What to work on » Note each line of the listing that contains the string "Cbet", and copy it.

Entries taken from a collection:
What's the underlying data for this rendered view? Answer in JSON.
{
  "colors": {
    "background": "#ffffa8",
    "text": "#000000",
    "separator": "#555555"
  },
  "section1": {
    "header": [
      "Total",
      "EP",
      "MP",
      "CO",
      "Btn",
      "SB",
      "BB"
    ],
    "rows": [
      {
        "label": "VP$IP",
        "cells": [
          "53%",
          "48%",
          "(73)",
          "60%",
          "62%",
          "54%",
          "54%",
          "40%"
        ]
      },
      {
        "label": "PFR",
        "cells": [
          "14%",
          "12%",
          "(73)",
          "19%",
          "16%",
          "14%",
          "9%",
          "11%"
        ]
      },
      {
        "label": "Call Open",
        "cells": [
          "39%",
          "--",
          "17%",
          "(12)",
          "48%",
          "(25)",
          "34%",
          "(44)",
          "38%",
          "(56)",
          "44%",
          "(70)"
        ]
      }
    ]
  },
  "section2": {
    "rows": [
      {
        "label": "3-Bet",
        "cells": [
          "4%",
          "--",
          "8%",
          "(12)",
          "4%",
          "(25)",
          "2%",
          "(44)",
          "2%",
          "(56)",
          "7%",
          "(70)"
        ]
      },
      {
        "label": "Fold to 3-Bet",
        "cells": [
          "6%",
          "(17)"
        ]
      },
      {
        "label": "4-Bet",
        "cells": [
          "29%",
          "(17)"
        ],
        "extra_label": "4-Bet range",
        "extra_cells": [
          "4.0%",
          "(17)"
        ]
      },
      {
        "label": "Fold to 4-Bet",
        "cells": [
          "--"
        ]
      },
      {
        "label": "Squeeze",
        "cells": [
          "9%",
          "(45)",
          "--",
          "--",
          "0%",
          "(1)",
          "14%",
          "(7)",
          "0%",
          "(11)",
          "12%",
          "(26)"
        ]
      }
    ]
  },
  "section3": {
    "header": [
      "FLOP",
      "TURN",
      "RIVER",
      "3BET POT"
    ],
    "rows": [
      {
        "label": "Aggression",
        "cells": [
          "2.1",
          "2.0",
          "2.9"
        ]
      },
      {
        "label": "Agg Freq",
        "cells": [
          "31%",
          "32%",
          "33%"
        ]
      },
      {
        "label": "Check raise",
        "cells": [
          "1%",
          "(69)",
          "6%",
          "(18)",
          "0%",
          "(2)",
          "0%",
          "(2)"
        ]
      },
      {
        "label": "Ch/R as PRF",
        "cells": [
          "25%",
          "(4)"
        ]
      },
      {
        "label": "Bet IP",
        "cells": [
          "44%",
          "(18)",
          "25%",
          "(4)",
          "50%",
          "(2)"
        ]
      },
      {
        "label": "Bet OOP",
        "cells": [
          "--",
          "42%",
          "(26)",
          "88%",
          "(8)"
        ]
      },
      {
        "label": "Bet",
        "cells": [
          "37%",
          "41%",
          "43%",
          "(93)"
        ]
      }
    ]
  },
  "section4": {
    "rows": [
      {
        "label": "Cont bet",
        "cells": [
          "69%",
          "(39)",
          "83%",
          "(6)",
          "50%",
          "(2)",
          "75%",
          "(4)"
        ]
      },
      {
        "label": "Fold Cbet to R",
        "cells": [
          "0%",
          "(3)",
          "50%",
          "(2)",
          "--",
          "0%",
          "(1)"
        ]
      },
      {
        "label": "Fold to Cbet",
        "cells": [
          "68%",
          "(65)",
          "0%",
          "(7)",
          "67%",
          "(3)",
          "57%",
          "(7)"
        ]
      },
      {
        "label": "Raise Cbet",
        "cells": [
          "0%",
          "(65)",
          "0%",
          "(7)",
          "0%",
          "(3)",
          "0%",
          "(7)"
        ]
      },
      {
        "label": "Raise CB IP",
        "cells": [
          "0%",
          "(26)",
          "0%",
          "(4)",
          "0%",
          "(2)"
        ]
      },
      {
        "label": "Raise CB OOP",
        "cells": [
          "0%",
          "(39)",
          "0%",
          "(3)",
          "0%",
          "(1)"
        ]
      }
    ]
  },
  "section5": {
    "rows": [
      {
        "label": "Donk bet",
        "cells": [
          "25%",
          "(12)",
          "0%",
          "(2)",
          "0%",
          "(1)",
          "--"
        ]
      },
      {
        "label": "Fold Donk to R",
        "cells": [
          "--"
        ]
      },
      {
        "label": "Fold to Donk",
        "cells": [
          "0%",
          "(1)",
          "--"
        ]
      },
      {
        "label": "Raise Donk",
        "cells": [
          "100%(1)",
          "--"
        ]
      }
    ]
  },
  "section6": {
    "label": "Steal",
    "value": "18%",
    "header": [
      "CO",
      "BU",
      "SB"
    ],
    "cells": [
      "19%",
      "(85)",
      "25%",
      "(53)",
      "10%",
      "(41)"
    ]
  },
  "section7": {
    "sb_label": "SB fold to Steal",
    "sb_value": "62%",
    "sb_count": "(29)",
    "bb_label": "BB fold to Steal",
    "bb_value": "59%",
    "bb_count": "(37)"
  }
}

Result of the task »
        "label": "Fold Cbet to R",
        "label": "Fold to Cbet",
        "label": "Raise Cbet",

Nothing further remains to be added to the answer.